GOAL
Find and copy lines holding "CIUDAD".

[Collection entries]
——————————

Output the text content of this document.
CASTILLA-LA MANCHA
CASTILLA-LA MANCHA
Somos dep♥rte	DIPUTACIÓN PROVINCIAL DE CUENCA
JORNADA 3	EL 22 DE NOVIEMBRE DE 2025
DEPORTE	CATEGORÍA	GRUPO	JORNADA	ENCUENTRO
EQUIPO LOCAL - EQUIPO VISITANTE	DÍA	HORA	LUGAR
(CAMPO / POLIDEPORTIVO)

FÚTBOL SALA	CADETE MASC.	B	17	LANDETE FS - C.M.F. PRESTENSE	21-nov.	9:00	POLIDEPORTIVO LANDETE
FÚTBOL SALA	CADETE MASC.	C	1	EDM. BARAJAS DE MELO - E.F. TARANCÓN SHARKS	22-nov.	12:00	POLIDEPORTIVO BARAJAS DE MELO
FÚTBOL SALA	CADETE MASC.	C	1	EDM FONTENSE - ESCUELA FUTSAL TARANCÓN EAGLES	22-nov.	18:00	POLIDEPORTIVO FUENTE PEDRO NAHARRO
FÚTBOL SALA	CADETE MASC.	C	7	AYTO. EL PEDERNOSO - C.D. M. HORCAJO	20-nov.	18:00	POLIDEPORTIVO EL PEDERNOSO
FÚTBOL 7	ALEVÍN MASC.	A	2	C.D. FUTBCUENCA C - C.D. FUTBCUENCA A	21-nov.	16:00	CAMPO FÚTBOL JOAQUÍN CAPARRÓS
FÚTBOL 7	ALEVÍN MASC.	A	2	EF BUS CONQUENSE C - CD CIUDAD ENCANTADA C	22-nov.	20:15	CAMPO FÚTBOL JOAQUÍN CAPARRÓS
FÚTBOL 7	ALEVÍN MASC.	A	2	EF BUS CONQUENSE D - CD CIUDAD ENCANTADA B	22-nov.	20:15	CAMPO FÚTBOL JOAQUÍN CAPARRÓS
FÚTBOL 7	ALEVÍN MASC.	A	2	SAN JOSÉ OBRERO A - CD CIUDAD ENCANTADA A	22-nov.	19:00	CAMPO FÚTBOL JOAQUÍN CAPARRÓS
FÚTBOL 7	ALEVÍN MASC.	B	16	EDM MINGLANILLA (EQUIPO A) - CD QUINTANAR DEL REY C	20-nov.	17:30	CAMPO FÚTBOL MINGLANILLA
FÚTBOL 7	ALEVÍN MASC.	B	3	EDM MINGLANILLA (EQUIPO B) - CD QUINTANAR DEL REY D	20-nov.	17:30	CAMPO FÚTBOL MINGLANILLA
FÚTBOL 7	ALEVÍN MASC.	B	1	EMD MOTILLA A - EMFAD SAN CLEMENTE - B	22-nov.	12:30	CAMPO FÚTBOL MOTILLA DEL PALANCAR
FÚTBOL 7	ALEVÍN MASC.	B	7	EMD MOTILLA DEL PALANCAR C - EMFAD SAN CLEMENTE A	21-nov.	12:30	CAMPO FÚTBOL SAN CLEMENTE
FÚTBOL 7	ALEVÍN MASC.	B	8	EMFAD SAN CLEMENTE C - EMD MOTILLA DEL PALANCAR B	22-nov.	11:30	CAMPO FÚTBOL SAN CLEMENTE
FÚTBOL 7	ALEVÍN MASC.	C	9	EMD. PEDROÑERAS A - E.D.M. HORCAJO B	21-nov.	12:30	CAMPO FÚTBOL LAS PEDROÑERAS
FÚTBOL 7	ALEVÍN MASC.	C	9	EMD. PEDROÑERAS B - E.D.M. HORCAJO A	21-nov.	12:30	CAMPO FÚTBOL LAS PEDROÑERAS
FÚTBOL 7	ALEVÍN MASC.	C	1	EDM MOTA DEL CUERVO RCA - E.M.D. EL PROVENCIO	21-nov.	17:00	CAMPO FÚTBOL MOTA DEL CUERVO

——————————

TASK SOLUTION
FÚTBOL 7	ALEVÍN MASC.	A	2	EF BUS CONQUENSE C - CD CIUDAD ENCANTADA C	22-nov.	20:15	CAMPO FÚTBOL JOAQUÍN CAPARRÓS
FÚTBOL 7	ALEVÍN MASC.	A	2	EF BUS CONQUENSE D - CD CIUDAD ENCANTADA B	22-nov.	20:15	CAMPO FÚTBOL JOAQUÍN CAPARRÓS
FÚTBOL 7	ALEVÍN MASC.	A	2	SAN JOSÉ OBRERO A - CD CIUDAD ENCANTADA A	22-nov.	19:00	CAMPO FÚTBOL JOAQUÍN CAPARRÓS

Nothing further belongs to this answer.